What to work on:
Lines holding the string "left" are the ones to copy; find them all in the data.

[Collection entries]
************
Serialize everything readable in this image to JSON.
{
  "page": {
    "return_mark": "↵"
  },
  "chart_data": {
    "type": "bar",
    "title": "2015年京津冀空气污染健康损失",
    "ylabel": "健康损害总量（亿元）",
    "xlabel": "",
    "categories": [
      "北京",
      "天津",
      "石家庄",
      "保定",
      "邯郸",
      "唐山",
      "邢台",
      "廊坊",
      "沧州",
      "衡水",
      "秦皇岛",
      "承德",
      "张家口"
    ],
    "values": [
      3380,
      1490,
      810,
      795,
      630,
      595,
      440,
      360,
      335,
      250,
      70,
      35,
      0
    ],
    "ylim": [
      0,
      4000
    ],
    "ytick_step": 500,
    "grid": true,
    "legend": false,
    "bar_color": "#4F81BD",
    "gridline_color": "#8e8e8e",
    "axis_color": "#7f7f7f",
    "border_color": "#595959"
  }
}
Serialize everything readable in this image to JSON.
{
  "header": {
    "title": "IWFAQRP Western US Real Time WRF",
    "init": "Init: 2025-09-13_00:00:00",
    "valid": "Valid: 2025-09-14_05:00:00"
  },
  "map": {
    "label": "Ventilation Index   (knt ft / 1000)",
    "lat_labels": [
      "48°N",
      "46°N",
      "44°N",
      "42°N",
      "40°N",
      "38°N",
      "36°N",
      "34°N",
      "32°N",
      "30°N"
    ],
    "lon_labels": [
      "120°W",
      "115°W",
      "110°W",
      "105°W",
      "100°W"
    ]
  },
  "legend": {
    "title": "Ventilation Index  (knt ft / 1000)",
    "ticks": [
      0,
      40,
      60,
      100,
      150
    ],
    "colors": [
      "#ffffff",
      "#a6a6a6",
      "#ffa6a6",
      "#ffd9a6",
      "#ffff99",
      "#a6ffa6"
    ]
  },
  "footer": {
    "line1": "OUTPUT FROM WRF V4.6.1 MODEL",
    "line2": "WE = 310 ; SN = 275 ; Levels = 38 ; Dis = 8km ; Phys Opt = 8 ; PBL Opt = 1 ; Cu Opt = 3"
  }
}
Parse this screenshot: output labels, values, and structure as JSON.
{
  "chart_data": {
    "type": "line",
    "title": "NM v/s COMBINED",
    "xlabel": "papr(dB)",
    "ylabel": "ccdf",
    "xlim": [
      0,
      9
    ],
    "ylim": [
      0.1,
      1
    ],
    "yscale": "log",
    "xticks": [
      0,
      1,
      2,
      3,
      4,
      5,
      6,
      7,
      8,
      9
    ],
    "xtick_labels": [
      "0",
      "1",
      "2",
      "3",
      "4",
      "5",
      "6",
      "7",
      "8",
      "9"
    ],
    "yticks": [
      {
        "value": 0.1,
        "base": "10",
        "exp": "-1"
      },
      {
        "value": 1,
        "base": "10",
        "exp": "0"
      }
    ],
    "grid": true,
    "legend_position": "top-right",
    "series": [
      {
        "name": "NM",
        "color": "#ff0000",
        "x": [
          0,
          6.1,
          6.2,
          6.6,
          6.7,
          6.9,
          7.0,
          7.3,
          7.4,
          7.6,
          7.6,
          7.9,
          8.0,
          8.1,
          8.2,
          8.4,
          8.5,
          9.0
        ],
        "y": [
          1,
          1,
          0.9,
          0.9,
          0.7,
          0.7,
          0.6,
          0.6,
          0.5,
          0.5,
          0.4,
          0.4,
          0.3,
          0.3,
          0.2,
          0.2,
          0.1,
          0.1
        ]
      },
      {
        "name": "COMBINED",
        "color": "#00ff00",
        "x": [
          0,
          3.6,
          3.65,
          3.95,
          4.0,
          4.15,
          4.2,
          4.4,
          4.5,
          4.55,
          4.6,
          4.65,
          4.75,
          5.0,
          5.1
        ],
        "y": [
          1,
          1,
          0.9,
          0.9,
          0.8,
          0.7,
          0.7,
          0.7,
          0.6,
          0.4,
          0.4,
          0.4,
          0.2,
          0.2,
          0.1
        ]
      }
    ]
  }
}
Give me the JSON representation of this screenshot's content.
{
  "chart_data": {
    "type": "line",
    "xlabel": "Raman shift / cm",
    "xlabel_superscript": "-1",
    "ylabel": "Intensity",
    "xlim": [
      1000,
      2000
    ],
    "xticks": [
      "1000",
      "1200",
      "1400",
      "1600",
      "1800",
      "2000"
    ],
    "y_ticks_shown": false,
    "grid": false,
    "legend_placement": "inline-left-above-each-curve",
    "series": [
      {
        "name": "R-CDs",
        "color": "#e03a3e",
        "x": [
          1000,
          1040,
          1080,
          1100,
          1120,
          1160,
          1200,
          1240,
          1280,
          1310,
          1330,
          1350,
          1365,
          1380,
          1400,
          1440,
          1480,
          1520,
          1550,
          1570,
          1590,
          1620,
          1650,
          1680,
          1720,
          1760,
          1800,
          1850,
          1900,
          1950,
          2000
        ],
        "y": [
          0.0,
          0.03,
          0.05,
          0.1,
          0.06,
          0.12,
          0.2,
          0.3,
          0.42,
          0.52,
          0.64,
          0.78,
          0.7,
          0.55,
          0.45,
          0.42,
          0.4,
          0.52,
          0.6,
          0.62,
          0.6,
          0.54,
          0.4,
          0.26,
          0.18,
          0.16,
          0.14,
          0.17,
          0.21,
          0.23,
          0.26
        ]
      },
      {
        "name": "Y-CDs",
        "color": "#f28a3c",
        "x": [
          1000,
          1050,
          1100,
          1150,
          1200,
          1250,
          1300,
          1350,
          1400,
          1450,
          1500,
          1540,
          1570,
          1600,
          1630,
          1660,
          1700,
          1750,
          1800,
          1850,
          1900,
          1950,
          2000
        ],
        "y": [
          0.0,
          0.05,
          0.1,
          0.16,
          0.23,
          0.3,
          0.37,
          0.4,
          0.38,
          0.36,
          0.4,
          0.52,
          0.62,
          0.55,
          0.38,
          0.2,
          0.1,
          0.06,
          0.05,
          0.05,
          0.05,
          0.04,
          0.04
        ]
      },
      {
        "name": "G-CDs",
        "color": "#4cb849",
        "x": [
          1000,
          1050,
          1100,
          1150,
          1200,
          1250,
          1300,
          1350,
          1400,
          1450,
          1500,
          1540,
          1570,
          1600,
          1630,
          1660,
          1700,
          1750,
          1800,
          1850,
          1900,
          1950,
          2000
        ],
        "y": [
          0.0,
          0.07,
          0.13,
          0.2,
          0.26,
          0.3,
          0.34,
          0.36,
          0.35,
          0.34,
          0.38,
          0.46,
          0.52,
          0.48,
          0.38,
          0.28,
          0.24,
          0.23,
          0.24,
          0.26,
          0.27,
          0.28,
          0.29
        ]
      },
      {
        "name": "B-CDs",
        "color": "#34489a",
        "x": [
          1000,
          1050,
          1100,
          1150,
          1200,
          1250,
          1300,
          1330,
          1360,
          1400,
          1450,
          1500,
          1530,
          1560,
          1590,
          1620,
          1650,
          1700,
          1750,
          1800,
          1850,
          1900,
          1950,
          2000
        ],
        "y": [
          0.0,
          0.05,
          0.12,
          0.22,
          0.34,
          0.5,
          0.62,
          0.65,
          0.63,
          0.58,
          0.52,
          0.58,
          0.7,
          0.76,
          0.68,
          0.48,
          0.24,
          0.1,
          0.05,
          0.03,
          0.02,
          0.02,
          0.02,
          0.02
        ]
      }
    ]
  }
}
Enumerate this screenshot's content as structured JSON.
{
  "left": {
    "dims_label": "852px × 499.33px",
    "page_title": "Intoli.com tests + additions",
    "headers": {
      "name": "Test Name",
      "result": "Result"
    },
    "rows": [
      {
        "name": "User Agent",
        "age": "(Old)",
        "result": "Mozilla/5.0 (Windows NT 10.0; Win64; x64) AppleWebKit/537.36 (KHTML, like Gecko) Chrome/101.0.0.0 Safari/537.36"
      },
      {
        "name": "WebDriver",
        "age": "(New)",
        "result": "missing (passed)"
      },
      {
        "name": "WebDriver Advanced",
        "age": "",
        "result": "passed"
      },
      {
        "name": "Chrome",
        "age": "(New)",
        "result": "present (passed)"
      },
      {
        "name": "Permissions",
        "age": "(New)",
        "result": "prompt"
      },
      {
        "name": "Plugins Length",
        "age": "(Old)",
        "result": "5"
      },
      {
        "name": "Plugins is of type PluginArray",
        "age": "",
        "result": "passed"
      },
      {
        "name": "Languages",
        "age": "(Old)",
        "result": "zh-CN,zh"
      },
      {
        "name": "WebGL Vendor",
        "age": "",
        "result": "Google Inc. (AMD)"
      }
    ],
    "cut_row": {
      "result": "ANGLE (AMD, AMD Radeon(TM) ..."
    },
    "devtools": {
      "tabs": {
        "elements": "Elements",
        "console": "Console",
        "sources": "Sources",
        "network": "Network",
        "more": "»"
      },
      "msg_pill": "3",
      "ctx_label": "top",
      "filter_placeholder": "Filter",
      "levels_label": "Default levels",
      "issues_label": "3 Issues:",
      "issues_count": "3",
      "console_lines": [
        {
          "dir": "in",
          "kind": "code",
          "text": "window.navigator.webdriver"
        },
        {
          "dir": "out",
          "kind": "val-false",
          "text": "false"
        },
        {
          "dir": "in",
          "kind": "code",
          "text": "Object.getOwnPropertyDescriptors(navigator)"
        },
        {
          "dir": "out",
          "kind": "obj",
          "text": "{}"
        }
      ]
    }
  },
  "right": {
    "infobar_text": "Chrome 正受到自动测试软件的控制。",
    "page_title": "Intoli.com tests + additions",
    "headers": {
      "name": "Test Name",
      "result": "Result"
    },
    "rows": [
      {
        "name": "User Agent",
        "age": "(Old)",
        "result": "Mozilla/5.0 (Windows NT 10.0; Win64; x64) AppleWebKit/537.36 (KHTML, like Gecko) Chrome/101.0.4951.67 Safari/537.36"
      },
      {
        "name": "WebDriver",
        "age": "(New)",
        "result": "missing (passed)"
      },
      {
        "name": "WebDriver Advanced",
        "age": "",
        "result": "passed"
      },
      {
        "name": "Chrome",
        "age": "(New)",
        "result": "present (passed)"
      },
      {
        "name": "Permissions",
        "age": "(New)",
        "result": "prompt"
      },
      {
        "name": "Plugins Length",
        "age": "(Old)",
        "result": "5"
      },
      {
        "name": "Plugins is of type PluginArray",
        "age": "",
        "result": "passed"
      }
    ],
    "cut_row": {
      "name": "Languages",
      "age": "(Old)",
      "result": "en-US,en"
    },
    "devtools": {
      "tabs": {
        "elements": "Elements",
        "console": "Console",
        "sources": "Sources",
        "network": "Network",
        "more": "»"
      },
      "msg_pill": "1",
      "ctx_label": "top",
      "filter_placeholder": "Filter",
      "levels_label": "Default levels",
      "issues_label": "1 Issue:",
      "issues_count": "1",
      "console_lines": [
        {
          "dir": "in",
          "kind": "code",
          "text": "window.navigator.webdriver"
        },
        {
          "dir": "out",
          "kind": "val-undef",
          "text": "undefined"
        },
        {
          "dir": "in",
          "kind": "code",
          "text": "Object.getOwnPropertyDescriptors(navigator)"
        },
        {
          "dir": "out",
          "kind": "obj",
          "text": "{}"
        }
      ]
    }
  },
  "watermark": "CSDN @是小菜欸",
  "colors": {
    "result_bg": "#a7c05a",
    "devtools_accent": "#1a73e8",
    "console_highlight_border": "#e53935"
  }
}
************
Answer:
    "legend_placement": "inline-left-above-each-curve",
  "left": {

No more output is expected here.